[Entries with figure data]

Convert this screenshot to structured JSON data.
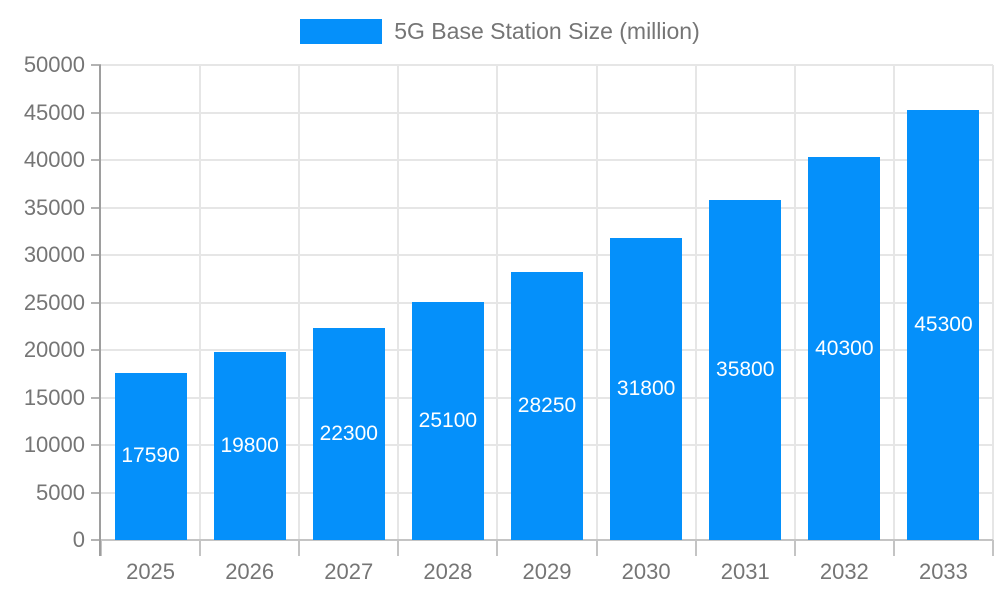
{
  "chart_data": {
    "type": "bar",
    "title": "",
    "legend": {
      "label": "5G Base Station Size (million)",
      "position": "top"
    },
    "categories": [
      "2025",
      "2026",
      "2027",
      "2028",
      "2029",
      "2030",
      "2031",
      "2032",
      "2033"
    ],
    "series": [
      {
        "name": "5G Base Station Size (million)",
        "values": [
          17590,
          19800,
          22300,
          25100,
          28250,
          31800,
          35800,
          40300,
          45300
        ]
      }
    ],
    "data_labels": [
      "17590",
      "19800",
      "22300",
      "25100",
      "28250",
      "31800",
      "35800",
      "40300",
      "45300"
    ],
    "ylim": [
      0,
      50000
    ],
    "ytick_step": 5000,
    "yticks": [
      0,
      5000,
      10000,
      15000,
      20000,
      25000,
      30000,
      35000,
      40000,
      45000,
      50000
    ],
    "grid": true,
    "colors": {
      "bar": "#0590fa",
      "bar_value_text": "#ffffff",
      "axis_text": "#757575",
      "gridline": "#e6e6e6",
      "y_axis_line": "#9e9e9e",
      "x_axis_line": "#c4c4c4",
      "y_tick_mark": "#b3b3b3",
      "x_tick_mark": "#c4c4c4",
      "background": "#ffffff"
    }
  }
}
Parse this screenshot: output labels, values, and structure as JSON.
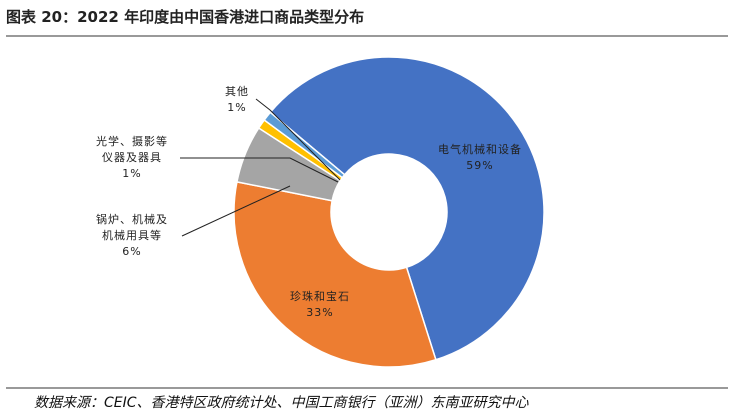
{
  "chart_data": {
    "type": "donut",
    "title": "图表 20：2022 年印度由中国香港进口商品类型分布",
    "categories": [
      "电气机械和设备",
      "珍珠和宝石",
      "锅炉、机械及机械用具等",
      "光学、摄影等仪器及器具",
      "其他"
    ],
    "values": [
      59,
      33,
      6,
      1,
      1
    ],
    "value_labels": [
      "59%",
      "33%",
      "6%",
      "1%",
      "1%"
    ],
    "colors": [
      "#4472c4",
      "#ed7d31",
      "#a5a5a5",
      "#ffc000",
      "#5b9bd5"
    ],
    "source": "数据来源：CEIC、香港特区政府统计处、中国工商银行（亚洲）东南亚研究中心"
  }
}
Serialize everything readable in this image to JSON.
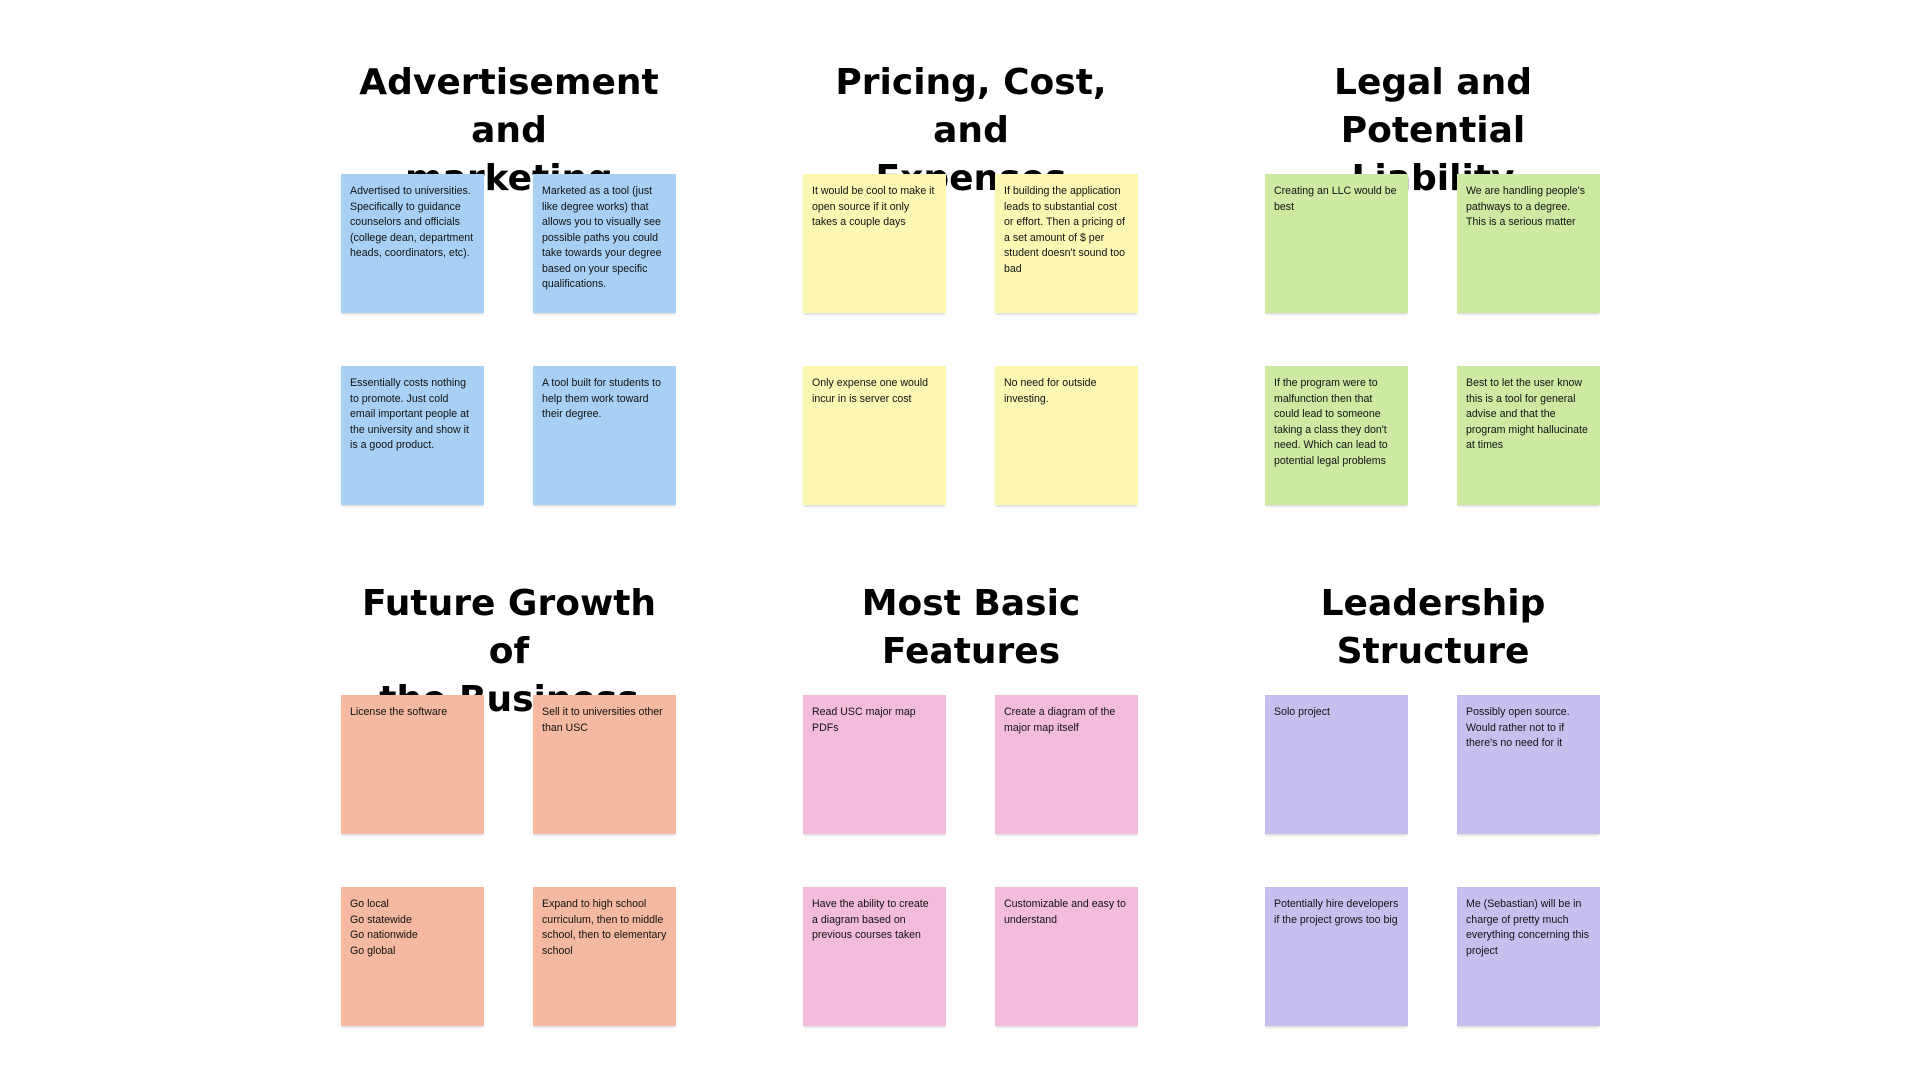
{
  "colors": {
    "blue": "#a8d0f4",
    "yellow": "#fcf8b4",
    "green": "#cde9a2",
    "orange": "#f5b8a0",
    "pink": "#f3bcda",
    "purple": "#c6c0ef"
  },
  "groups": [
    {
      "title": "Advertisement and\nmarketing",
      "color": "#a8d0f4",
      "notes": [
        "Advertised to universities. Specifically to guidance counselors and officials (college dean, department heads, coordinators, etc).",
        "Marketed as a tool (just like degree works) that allows you to visually see possible paths you could take towards your degree based on your specific qualifications.",
        "Essentially costs nothing to promote. Just cold email important people at the university and show it is a good product.",
        "A tool built for students to help them work toward their degree."
      ]
    },
    {
      "title": "Pricing, Cost, and\nExpenses",
      "color": "#fcf8b4",
      "notes": [
        "It would be cool to make it open source if it only takes a couple days",
        "If building the application leads to substantial cost or effort. Then a pricing of a set amount of $ per student doesn't sound too bad",
        "Only expense one would incur in is server cost",
        "No need for outside investing."
      ]
    },
    {
      "title": "Legal and Potential\nLiability",
      "color": "#cde9a2",
      "notes": [
        "Creating an LLC would be best",
        "We are handling people's pathways to a degree. This is a serious matter",
        "If the program were to malfunction then that could lead to someone taking a class they don't need. Which can lead to potential legal problems",
        "Best to let the user know this is a tool for general advise and that the program might hallucinate at times"
      ]
    },
    {
      "title": "Future Growth of\nthe Business",
      "color": "#f5b8a0",
      "notes": [
        "License the software",
        "Sell it to universities other than USC",
        "Go local\nGo statewide\nGo nationwide\nGo global",
        "Expand to high school curriculum, then to middle school, then to elementary school"
      ]
    },
    {
      "title": "Most Basic\nFeatures",
      "color": "#f3bcda",
      "notes": [
        "Read USC major map PDFs",
        "Create a diagram of the major map itself",
        "Have the ability to create a diagram based on previous courses taken",
        "Customizable and easy to understand"
      ]
    },
    {
      "title": "Leadership\nStructure",
      "color": "#c6c0ef",
      "notes": [
        "Solo project",
        "Possibly open source. Would rather not to if there's no need for it",
        "Potentially hire developers if the project grows too big",
        "Me (Sebastian) will be in charge of pretty much everything concerning this project"
      ]
    }
  ]
}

_What is required:_ Write out the records above once more, word for word, with no pictures.

_Worked answer:_
Convert this screenshot to structured JSON data.
{
  "chart_data": {
    "type": "bar",
    "title": "",
    "legend": {
      "label": "5G Base Station Size (million)",
      "position": "top"
    },
    "categories": [
      "2025",
      "2026",
      "2027",
      "2028",
      "2029",
      "2030",
      "2031",
      "2032",
      "2033"
    ],
    "series": [
      {
        "name": "5G Base Station Size (million)",
        "values": [
          17590,
          19800,
          22300,
          25100,
          28250,
          31800,
          35800,
          40300,
          45300
        ]
      }
    ],
    "data_labels": [
      "17590",
      "19800",
      "22300",
      "25100",
      "28250",
      "31800",
      "35800",
      "40300",
      "45300"
    ],
    "ylim": [
      0,
      50000
    ],
    "ytick_step": 5000,
    "yticks": [
      0,
      5000,
      10000,
      15000,
      20000,
      25000,
      30000,
      35000,
      40000,
      45000,
      50000
    ],
    "grid": true,
    "colors": {
      "bar": "#0590fa",
      "bar_value_text": "#ffffff",
      "axis_text": "#757575",
      "gridline": "#e6e6e6",
      "y_axis_line": "#9e9e9e",
      "x_axis_line": "#c4c4c4",
      "y_tick_mark": "#b3b3b3",
      "x_tick_mark": "#c4c4c4",
      "background": "#ffffff"
    }
  }
}
Parse this screenshot: output labels, values, and structure as JSON.
{
  "chart_data": {
    "type": "donut",
    "title": "图表 20：2022 年印度由中国香港进口商品类型分布",
    "categories": [
      "电气机械和设备",
      "珍珠和宝石",
      "锅炉、机械及机械用具等",
      "光学、摄影等仪器及器具",
      "其他"
    ],
    "values": [
      59,
      33,
      6,
      1,
      1
    ],
    "value_labels": [
      "59%",
      "33%",
      "6%",
      "1%",
      "1%"
    ],
    "colors": [
      "#4472c4",
      "#ed7d31",
      "#a5a5a5",
      "#ffc000",
      "#5b9bd5"
    ],
    "source": "数据来源：CEIC、香港特区政府统计处、中国工商银行（亚洲）东南亚研究中心"
  }
}
Serialize everything readable in this image to JSON.
{
  "colors": {
    "blue": "#a8d0f4",
    "yellow": "#fcf8b4",
    "green": "#cde9a2",
    "orange": "#f5b8a0",
    "pink": "#f3bcda",
    "purple": "#c6c0ef"
  },
  "groups": [
    {
      "title": "Advertisement and\nmarketing",
      "color": "#a8d0f4",
      "notes": [
        "Advertised to universities. Specifically to guidance counselors and officials (college dean, department heads, coordinators, etc).",
        "Marketed as a tool (just like degree works) that allows you to visually see possible paths you could take towards your degree based on your specific qualifications.",
        "Essentially costs nothing to promote. Just cold email important people at the university and show it is a good product.",
        "A tool built for students to help them work toward their degree."
      ]
    },
    {
      "title": "Pricing, Cost, and\nExpenses",
      "color": "#fcf8b4",
      "notes": [
        "It would be cool to make it open source if it only takes a couple days",
        "If building the application leads to substantial cost or effort. Then a pricing of a set amount of $ per student doesn't sound too bad",
        "Only expense one would incur in is server cost",
        "No need for outside investing."
      ]
    },
    {
      "title": "Legal and Potential\nLiability",
      "color": "#cde9a2",
      "notes": [
        "Creating an LLC would be best",
        "We are handling people's pathways to a degree. This is a serious matter",
        "If the program were to malfunction then that could lead to someone taking a class they don't need. Which can lead to potential legal problems",
        "Best to let the user know this is a tool for general advise and that the program might hallucinate at times"
      ]
    },
    {
      "title": "Future Growth of\nthe Business",
      "color": "#f5b8a0",
      "notes": [
        "License the software",
        "Sell it to universities other than USC",
        "Go local\nGo statewide\nGo nationwide\nGo global",
        "Expand to high school curriculum, then to middle school, then to elementary school"
      ]
    },
    {
      "title": "Most Basic\nFeatures",
      "color": "#f3bcda",
      "notes": [
        "Read USC major map PDFs",
        "Create a diagram of the major map itself",
        "Have the ability to create a diagram based on previous courses taken",
        "Customizable and easy to understand"
      ]
    },
    {
      "title": "Leadership\nStructure",
      "color": "#c6c0ef",
      "notes": [
        "Solo project",
        "Possibly open source. Would rather not to if there's no need for it",
        "Potentially hire developers if the project grows too big",
        "Me (Sebastian) will be in charge of pretty much everything concerning this project"
      ]
    }
  ]
}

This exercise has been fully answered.